Output each line exactly as it appears, skipping any embedded picture.

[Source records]
++++++++++
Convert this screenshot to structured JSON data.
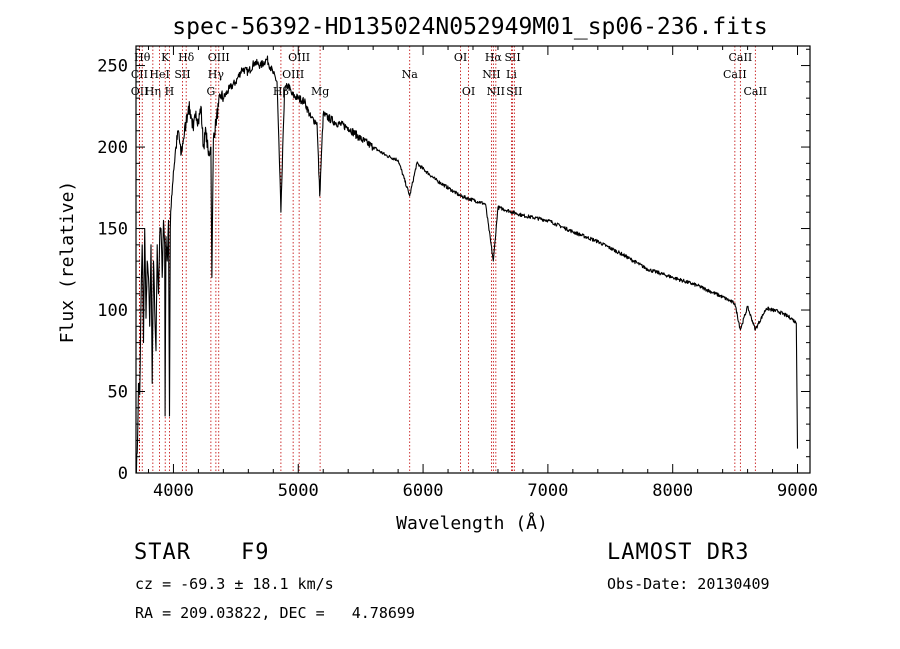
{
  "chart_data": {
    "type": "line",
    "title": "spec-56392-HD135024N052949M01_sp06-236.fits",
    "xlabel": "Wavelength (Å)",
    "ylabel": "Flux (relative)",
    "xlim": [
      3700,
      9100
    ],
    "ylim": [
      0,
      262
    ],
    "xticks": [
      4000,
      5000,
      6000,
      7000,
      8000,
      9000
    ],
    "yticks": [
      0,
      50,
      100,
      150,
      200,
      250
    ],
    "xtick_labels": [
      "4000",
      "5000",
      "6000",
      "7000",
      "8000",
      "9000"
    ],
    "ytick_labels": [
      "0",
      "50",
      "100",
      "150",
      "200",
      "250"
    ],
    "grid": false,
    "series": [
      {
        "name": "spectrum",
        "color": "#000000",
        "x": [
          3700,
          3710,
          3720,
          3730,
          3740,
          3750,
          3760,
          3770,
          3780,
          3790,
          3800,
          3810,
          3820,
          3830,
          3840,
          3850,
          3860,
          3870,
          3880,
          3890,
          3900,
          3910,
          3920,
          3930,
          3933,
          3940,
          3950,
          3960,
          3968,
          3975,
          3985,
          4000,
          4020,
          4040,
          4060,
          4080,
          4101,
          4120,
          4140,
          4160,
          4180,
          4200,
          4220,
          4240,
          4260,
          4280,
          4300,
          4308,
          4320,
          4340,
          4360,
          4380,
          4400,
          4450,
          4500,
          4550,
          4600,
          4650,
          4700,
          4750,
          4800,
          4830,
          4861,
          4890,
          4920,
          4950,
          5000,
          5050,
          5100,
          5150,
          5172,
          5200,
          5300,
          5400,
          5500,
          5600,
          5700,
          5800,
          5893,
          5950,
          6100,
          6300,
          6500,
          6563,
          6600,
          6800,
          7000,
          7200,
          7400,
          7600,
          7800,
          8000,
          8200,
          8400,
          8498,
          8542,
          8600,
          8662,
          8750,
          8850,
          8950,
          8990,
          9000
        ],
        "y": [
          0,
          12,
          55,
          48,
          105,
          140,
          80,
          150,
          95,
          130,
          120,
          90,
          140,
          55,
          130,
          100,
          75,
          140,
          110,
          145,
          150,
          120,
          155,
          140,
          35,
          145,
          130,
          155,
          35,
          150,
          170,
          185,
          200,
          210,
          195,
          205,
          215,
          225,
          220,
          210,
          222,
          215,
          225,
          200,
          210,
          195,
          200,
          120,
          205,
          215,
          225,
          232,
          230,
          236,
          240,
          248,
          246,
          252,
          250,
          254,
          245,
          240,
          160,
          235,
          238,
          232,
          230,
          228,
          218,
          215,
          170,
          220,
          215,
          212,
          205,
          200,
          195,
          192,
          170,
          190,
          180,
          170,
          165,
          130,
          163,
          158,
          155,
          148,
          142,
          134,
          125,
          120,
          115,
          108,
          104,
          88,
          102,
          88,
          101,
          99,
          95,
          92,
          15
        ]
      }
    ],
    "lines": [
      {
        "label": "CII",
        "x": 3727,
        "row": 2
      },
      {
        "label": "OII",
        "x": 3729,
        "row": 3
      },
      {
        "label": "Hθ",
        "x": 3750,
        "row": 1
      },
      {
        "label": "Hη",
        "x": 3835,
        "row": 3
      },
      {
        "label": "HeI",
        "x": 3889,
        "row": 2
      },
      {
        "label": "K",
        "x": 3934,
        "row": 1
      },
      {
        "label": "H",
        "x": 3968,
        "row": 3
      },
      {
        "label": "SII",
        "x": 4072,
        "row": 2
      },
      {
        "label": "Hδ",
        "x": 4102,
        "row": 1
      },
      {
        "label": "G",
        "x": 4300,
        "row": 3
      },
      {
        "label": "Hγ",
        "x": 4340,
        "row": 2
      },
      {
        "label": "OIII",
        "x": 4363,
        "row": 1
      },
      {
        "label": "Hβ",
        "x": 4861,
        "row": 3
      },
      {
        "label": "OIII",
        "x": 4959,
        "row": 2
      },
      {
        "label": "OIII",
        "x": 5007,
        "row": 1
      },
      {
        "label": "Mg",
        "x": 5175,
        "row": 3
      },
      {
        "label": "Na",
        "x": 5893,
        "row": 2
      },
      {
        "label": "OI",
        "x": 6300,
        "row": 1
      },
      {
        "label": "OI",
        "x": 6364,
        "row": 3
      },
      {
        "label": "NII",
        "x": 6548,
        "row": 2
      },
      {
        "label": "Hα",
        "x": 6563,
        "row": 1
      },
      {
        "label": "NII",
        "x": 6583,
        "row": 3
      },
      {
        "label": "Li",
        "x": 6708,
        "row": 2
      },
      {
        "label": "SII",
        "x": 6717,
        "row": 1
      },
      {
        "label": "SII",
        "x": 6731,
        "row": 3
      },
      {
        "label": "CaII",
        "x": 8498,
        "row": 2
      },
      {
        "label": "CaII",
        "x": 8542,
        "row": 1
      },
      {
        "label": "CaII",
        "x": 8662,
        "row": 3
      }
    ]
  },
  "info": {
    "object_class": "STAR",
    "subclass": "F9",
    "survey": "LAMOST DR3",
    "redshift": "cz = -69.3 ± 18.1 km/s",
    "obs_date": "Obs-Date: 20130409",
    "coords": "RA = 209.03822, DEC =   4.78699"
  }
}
++++++++++
**Solution to this task:**
Convert this screenshot to structured JSON data.
{
  "chart_data": {
    "type": "line",
    "title": "spec-56392-HD135024N052949M01_sp06-236.fits",
    "xlabel": "Wavelength (Å)",
    "ylabel": "Flux (relative)",
    "xlim": [
      3700,
      9100
    ],
    "ylim": [
      0,
      262
    ],
    "xticks": [
      4000,
      5000,
      6000,
      7000,
      8000,
      9000
    ],
    "yticks": [
      0,
      50,
      100,
      150,
      200,
      250
    ],
    "xtick_labels": [
      "4000",
      "5000",
      "6000",
      "7000",
      "8000",
      "9000"
    ],
    "ytick_labels": [
      "0",
      "50",
      "100",
      "150",
      "200",
      "250"
    ],
    "grid": false,
    "series": [
      {
        "name": "spectrum",
        "color": "#000000",
        "x": [
          3700,
          3710,
          3720,
          3730,
          3740,
          3750,
          3760,
          3770,
          3780,
          3790,
          3800,
          3810,
          3820,
          3830,
          3840,
          3850,
          3860,
          3870,
          3880,
          3890,
          3900,
          3910,
          3920,
          3930,
          3933,
          3940,
          3950,
          3960,
          3968,
          3975,
          3985,
          4000,
          4020,
          4040,
          4060,
          4080,
          4101,
          4120,
          4140,
          4160,
          4180,
          4200,
          4220,
          4240,
          4260,
          4280,
          4300,
          4308,
          4320,
          4340,
          4360,
          4380,
          4400,
          4450,
          4500,
          4550,
          4600,
          4650,
          4700,
          4750,
          4800,
          4830,
          4861,
          4890,
          4920,
          4950,
          5000,
          5050,
          5100,
          5150,
          5172,
          5200,
          5300,
          5400,
          5500,
          5600,
          5700,
          5800,
          5893,
          5950,
          6100,
          6300,
          6500,
          6563,
          6600,
          6800,
          7000,
          7200,
          7400,
          7600,
          7800,
          8000,
          8200,
          8400,
          8498,
          8542,
          8600,
          8662,
          8750,
          8850,
          8950,
          8990,
          9000
        ],
        "y": [
          0,
          12,
          55,
          48,
          105,
          140,
          80,
          150,
          95,
          130,
          120,
          90,
          140,
          55,
          130,
          100,
          75,
          140,
          110,
          145,
          150,
          120,
          155,
          140,
          35,
          145,
          130,
          155,
          35,
          150,
          170,
          185,
          200,
          210,
          195,
          205,
          215,
          225,
          220,
          210,
          222,
          215,
          225,
          200,
          210,
          195,
          200,
          120,
          205,
          215,
          225,
          232,
          230,
          236,
          240,
          248,
          246,
          252,
          250,
          254,
          245,
          240,
          160,
          235,
          238,
          232,
          230,
          228,
          218,
          215,
          170,
          220,
          215,
          212,
          205,
          200,
          195,
          192,
          170,
          190,
          180,
          170,
          165,
          130,
          163,
          158,
          155,
          148,
          142,
          134,
          125,
          120,
          115,
          108,
          104,
          88,
          102,
          88,
          101,
          99,
          95,
          92,
          15
        ]
      }
    ],
    "lines": [
      {
        "label": "CII",
        "x": 3727,
        "row": 2
      },
      {
        "label": "OII",
        "x": 3729,
        "row": 3
      },
      {
        "label": "Hθ",
        "x": 3750,
        "row": 1
      },
      {
        "label": "Hη",
        "x": 3835,
        "row": 3
      },
      {
        "label": "HeI",
        "x": 3889,
        "row": 2
      },
      {
        "label": "K",
        "x": 3934,
        "row": 1
      },
      {
        "label": "H",
        "x": 3968,
        "row": 3
      },
      {
        "label": "SII",
        "x": 4072,
        "row": 2
      },
      {
        "label": "Hδ",
        "x": 4102,
        "row": 1
      },
      {
        "label": "G",
        "x": 4300,
        "row": 3
      },
      {
        "label": "Hγ",
        "x": 4340,
        "row": 2
      },
      {
        "label": "OIII",
        "x": 4363,
        "row": 1
      },
      {
        "label": "Hβ",
        "x": 4861,
        "row": 3
      },
      {
        "label": "OIII",
        "x": 4959,
        "row": 2
      },
      {
        "label": "OIII",
        "x": 5007,
        "row": 1
      },
      {
        "label": "Mg",
        "x": 5175,
        "row": 3
      },
      {
        "label": "Na",
        "x": 5893,
        "row": 2
      },
      {
        "label": "OI",
        "x": 6300,
        "row": 1
      },
      {
        "label": "OI",
        "x": 6364,
        "row": 3
      },
      {
        "label": "NII",
        "x": 6548,
        "row": 2
      },
      {
        "label": "Hα",
        "x": 6563,
        "row": 1
      },
      {
        "label": "NII",
        "x": 6583,
        "row": 3
      },
      {
        "label": "Li",
        "x": 6708,
        "row": 2
      },
      {
        "label": "SII",
        "x": 6717,
        "row": 1
      },
      {
        "label": "SII",
        "x": 6731,
        "row": 3
      },
      {
        "label": "CaII",
        "x": 8498,
        "row": 2
      },
      {
        "label": "CaII",
        "x": 8542,
        "row": 1
      },
      {
        "label": "CaII",
        "x": 8662,
        "row": 3
      }
    ]
  },
  "info": {
    "object_class": "STAR",
    "subclass": "F9",
    "survey": "LAMOST DR3",
    "redshift": "cz = -69.3 ± 18.1 km/s",
    "obs_date": "Obs-Date: 20130409",
    "coords": "RA = 209.03822, DEC =   4.78699"
  }
}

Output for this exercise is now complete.